We have changed our definition of Adjusted EBITDA to include the Adjusted EBITDA of our discontinued operations as we believe the impact to our operating results of our discontinued operations should be reflected in our Adjusted EBITDA for the historical periods we owned the businesses. We believe including the impact of our discontinued operations for the periods in which the businesses were owned is more meaningful to our investors and more reflective of the Partnership’s actual  performance. In connection with filing our Report on Form 10-Q for the quarter ended September 30, 2017, we had reported our Adjusted EBITDA without the Adjusted EBITDA of our discontinued operations.

The GAAP measure most directly comparable to our performance measure Adjusted EBITDA is net income (loss) attributable to the Partnership. For a reconciliation of Adjusted EBITDA to net income (loss), see “Non-GAAP Financial Measures” below.
—————
__THE PROBLEM__
Pick up the Adjusted EBITDA passage after its final sentence and carry it forward. You won't need the lines that come next.

__DATA EXTRACT__
—————
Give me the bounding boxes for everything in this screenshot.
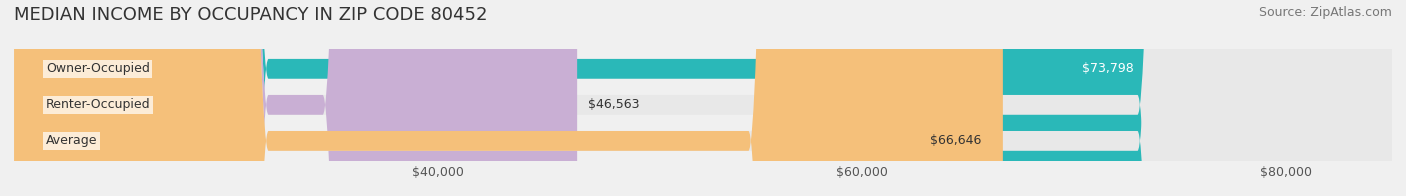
—————
__RESULT FOR THIS TASK__
Non-GAAP Financial Measures

Total segment gross margin, operating margin and Adjusted EBITDA are performance measures that are non-GAAP financial measures. Each has important limitations as an analytical tool because they exclude some, but not all, items that affect the most directly comparable GAAP financial measures. Management compensates for the limitations of these non-GAAP measures as analytical tools by reviewing the comparable GAAP measures, understanding the differences between the measures and incorporating these data points into management’s decision-making process.

You should not consider total segment gross margin, operating margin, or Adjusted EBITDA in isolation or as a substitute for, or more meaningful than analysis of, our results as reported under GAAP. Total segment gross margin, operating margin and Adjusted EBITDA may be defined differently by other companies in our industry. Our definitions of these non-GAAP financial measures may not be comparable to similarly titled measures of other companies, thereby diminishing their utility.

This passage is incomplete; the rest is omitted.